■ What you have to do ■
Identify the lines holding "minutes" and copy them.

■ Dataset ■

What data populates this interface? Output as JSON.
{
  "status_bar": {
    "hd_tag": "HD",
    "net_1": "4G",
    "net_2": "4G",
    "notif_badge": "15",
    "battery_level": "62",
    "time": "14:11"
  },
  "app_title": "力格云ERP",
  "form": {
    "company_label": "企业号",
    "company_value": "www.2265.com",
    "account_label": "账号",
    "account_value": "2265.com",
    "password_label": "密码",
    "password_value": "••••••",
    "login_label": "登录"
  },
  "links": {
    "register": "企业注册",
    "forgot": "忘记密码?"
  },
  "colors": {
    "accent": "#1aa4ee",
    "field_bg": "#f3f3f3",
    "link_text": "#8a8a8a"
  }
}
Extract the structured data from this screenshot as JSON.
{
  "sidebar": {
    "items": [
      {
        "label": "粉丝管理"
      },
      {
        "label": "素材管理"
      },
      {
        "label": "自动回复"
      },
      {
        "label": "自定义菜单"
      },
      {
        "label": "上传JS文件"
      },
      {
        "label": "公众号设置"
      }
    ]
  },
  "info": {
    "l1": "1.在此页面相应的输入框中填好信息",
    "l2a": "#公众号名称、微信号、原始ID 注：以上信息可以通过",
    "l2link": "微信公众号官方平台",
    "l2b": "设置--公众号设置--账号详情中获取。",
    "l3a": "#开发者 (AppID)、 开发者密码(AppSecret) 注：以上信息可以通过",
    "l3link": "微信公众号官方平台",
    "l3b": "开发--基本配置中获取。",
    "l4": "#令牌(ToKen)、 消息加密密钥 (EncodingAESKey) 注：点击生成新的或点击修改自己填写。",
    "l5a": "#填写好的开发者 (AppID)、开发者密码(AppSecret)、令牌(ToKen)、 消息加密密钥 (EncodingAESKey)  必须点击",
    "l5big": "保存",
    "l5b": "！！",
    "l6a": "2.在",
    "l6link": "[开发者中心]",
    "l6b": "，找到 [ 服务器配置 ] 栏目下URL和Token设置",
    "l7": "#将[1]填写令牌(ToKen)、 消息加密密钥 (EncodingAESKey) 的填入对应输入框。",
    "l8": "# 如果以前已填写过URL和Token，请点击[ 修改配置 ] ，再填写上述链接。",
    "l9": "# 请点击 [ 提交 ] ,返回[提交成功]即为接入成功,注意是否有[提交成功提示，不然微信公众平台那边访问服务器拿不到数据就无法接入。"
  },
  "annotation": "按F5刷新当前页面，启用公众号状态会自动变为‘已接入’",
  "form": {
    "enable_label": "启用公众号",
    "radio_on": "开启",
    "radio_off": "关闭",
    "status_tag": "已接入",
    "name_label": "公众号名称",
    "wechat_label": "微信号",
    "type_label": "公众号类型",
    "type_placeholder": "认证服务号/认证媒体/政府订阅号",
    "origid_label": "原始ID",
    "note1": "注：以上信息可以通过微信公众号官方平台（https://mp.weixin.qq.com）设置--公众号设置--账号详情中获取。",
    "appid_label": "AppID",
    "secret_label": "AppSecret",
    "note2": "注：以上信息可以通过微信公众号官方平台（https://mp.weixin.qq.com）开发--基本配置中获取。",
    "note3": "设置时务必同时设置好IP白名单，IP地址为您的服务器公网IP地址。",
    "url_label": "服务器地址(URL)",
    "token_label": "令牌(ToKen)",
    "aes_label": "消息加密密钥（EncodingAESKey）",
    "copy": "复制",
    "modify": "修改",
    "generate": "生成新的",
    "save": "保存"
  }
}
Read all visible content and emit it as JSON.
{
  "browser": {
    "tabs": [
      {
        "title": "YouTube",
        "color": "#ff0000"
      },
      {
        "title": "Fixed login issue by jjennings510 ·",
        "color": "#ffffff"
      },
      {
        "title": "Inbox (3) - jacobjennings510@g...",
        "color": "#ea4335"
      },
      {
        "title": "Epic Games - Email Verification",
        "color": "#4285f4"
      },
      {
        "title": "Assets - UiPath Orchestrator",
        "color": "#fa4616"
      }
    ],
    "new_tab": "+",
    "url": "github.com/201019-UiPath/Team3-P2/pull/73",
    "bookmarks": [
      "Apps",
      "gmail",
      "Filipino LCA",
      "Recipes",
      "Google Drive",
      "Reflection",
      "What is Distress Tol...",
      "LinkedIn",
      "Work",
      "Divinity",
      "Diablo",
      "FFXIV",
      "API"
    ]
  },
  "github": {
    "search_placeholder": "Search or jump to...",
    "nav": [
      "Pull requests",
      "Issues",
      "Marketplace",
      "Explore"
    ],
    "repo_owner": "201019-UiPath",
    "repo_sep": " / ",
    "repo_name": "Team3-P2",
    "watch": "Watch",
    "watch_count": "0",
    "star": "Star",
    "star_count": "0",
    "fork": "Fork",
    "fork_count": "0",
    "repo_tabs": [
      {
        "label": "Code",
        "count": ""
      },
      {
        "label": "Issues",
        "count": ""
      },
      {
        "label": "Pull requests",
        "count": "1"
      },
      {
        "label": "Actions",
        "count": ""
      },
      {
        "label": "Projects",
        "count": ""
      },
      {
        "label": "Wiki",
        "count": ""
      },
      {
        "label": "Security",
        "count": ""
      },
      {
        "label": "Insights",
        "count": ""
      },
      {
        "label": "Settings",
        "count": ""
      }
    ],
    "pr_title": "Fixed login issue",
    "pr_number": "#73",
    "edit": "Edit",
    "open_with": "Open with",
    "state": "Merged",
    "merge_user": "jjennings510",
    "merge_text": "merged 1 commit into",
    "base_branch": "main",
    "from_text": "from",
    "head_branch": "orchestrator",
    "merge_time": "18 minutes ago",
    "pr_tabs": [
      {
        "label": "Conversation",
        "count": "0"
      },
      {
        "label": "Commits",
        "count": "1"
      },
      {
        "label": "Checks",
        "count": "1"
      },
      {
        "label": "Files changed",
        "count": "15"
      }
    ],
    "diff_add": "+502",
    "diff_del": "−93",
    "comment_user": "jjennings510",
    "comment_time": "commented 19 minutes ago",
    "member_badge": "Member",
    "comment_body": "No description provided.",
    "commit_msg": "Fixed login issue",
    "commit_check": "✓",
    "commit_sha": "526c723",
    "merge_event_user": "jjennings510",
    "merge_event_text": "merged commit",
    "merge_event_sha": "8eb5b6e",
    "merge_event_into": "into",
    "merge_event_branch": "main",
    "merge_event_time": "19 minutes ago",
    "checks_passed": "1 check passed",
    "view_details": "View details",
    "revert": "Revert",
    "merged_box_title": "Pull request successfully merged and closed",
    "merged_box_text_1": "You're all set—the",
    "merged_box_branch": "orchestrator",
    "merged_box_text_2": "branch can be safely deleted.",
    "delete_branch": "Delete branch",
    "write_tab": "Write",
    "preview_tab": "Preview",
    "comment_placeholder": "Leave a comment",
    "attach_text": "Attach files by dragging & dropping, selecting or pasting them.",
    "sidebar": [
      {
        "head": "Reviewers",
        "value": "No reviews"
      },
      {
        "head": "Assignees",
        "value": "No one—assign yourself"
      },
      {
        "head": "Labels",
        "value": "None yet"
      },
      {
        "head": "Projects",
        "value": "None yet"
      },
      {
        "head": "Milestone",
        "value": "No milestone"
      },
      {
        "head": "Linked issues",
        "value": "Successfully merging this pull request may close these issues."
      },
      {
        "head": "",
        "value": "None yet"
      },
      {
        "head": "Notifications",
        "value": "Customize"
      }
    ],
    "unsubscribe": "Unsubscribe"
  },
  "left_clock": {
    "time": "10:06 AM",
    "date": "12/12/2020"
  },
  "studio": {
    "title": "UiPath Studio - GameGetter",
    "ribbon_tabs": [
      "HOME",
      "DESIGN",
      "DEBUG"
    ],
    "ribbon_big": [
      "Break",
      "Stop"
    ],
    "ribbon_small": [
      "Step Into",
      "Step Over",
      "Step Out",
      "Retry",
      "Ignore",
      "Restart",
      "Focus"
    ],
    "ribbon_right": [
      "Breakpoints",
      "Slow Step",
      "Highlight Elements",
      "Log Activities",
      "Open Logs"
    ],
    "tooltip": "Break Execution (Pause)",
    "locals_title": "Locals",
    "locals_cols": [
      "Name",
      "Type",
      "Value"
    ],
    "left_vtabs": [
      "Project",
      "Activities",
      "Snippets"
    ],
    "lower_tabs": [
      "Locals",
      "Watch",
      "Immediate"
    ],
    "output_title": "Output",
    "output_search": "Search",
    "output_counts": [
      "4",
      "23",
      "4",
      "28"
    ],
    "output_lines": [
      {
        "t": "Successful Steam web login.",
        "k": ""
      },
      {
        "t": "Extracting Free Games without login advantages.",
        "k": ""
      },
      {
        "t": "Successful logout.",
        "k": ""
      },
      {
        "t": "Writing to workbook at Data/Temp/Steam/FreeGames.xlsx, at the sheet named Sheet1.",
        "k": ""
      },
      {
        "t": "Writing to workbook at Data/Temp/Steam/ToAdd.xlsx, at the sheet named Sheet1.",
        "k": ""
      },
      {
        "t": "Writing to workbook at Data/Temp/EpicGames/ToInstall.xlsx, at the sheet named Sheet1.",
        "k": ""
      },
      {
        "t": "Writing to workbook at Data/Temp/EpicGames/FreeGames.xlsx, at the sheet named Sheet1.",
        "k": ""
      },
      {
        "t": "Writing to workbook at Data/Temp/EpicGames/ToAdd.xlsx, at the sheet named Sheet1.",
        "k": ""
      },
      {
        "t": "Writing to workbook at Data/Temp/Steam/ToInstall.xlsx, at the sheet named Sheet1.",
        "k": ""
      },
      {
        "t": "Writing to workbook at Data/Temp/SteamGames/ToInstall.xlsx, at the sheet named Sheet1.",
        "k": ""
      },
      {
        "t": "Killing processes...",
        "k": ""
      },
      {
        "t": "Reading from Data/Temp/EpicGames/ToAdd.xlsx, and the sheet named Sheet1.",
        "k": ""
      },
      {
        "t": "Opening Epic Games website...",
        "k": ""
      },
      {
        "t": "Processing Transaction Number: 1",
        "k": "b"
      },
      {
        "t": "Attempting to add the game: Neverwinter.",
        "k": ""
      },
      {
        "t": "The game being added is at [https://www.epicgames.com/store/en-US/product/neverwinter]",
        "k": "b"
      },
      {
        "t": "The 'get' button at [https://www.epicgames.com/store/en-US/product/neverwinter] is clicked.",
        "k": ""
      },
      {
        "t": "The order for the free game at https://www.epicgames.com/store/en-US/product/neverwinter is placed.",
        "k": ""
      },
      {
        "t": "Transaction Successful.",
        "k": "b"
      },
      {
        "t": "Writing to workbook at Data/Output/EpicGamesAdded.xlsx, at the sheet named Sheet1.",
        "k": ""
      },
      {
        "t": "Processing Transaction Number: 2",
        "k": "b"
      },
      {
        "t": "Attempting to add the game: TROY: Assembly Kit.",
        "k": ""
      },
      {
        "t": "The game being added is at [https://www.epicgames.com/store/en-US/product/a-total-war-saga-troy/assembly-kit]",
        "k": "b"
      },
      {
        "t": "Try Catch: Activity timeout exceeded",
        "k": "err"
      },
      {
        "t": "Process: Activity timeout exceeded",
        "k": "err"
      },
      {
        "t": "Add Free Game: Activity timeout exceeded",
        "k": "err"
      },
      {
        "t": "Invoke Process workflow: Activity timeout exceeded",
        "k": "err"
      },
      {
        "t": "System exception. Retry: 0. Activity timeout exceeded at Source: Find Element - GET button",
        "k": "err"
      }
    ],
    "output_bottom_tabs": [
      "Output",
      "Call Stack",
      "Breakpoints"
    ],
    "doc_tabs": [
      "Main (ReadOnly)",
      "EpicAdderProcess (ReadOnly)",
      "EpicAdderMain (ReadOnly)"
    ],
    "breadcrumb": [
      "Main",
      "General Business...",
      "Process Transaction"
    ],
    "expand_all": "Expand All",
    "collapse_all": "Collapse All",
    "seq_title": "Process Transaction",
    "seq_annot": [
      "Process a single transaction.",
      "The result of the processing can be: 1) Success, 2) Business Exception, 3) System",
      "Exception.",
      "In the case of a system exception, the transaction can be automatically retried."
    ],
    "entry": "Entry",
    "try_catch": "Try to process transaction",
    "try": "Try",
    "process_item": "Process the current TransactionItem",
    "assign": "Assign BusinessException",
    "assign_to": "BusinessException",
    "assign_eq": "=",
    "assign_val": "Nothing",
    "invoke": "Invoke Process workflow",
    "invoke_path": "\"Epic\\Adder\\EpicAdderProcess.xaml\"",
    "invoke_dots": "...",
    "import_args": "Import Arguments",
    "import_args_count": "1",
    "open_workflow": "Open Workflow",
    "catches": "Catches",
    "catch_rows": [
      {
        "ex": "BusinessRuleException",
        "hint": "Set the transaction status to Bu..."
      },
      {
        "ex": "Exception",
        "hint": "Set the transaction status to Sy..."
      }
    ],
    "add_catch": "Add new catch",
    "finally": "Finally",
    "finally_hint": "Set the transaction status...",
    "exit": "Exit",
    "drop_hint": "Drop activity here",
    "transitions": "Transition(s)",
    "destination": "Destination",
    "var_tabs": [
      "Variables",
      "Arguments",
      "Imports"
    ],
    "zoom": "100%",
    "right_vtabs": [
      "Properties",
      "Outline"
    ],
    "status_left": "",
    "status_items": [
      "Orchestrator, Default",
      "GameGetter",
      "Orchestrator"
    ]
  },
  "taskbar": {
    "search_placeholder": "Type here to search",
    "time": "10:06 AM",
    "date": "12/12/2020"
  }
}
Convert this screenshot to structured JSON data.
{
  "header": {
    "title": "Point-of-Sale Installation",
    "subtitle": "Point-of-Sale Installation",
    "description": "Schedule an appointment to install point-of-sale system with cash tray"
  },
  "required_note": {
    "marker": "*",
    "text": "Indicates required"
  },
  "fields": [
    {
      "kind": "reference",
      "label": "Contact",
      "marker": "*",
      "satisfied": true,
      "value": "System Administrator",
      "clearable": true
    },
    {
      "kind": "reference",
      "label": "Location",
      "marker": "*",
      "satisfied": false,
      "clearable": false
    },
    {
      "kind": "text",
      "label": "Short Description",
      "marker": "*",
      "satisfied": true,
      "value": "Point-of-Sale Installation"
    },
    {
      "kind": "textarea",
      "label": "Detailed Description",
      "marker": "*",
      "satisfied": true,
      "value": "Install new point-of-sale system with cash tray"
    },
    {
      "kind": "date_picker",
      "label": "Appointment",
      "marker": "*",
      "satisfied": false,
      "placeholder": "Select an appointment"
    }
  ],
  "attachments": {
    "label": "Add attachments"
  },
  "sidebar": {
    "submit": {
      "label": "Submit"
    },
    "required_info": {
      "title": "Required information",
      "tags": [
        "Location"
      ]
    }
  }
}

■ Task response ■
    "merge_time": "18 minutes ago",
    "comment_time": "commented 19 minutes ago",
    "merge_event_time": "19 minutes ago",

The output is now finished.